*RECORDS FOR THIS TASK*:

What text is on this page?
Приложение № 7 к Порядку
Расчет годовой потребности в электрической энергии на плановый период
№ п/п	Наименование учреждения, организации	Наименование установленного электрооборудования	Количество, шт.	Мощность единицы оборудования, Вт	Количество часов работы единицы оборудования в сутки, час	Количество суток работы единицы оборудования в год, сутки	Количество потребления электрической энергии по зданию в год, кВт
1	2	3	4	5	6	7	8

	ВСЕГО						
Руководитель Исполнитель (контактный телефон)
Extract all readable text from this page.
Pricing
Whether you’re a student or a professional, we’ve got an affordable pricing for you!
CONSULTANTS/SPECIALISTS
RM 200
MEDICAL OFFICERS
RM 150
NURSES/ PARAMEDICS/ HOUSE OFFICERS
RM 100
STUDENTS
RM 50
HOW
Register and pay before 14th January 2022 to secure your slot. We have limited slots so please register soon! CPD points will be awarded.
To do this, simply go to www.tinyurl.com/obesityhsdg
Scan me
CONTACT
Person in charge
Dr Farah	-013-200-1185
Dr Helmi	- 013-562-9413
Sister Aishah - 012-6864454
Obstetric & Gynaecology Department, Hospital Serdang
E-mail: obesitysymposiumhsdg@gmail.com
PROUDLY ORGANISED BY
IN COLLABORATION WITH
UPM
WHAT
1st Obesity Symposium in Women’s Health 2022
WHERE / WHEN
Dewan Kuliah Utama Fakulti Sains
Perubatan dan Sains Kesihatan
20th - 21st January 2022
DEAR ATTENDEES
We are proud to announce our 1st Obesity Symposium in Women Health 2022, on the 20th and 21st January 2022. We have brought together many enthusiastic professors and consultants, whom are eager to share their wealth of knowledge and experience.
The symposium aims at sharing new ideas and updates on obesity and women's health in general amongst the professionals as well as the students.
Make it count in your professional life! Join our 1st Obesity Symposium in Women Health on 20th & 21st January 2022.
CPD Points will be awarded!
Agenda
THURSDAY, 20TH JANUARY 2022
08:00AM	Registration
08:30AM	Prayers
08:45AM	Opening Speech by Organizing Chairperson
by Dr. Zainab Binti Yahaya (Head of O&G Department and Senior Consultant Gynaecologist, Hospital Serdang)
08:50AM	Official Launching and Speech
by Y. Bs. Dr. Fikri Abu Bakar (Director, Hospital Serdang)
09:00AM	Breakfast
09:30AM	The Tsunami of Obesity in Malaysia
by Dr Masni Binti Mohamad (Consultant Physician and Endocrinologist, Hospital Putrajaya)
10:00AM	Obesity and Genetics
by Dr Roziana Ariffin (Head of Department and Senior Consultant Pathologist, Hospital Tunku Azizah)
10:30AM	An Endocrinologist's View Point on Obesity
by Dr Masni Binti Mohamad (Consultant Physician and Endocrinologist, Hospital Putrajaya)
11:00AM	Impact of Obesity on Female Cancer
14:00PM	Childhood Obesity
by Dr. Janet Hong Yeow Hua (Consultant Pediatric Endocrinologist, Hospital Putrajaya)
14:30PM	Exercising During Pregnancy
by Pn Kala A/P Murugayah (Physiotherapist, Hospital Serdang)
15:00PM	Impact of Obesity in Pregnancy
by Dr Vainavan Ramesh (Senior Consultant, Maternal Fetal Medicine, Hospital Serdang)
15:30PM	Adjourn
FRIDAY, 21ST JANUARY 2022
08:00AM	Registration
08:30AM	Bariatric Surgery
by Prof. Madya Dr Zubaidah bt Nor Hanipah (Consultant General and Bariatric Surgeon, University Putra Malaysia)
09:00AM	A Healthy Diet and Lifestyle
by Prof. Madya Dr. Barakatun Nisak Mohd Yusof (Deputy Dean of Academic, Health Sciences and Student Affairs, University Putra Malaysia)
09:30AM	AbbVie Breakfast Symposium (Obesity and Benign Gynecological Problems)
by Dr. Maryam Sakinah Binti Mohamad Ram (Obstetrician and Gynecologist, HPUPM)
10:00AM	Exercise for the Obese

*WRITTEN PROBLEM*:
Search the entries for the word "Madya" and gather every line where it appears.

*SOLUTION FOR THIS PROBLEM*:
by Prof. Madya Dr Zubaidah bt Nor Hanipah (Consultant General and Bariatric Surgeon, University Putra Malaysia)
by Prof. Madya Dr. Barakatun Nisak Mohd Yusof (Deputy Dean of Academic, Health Sciences and Student Affairs, University Putra Malaysia)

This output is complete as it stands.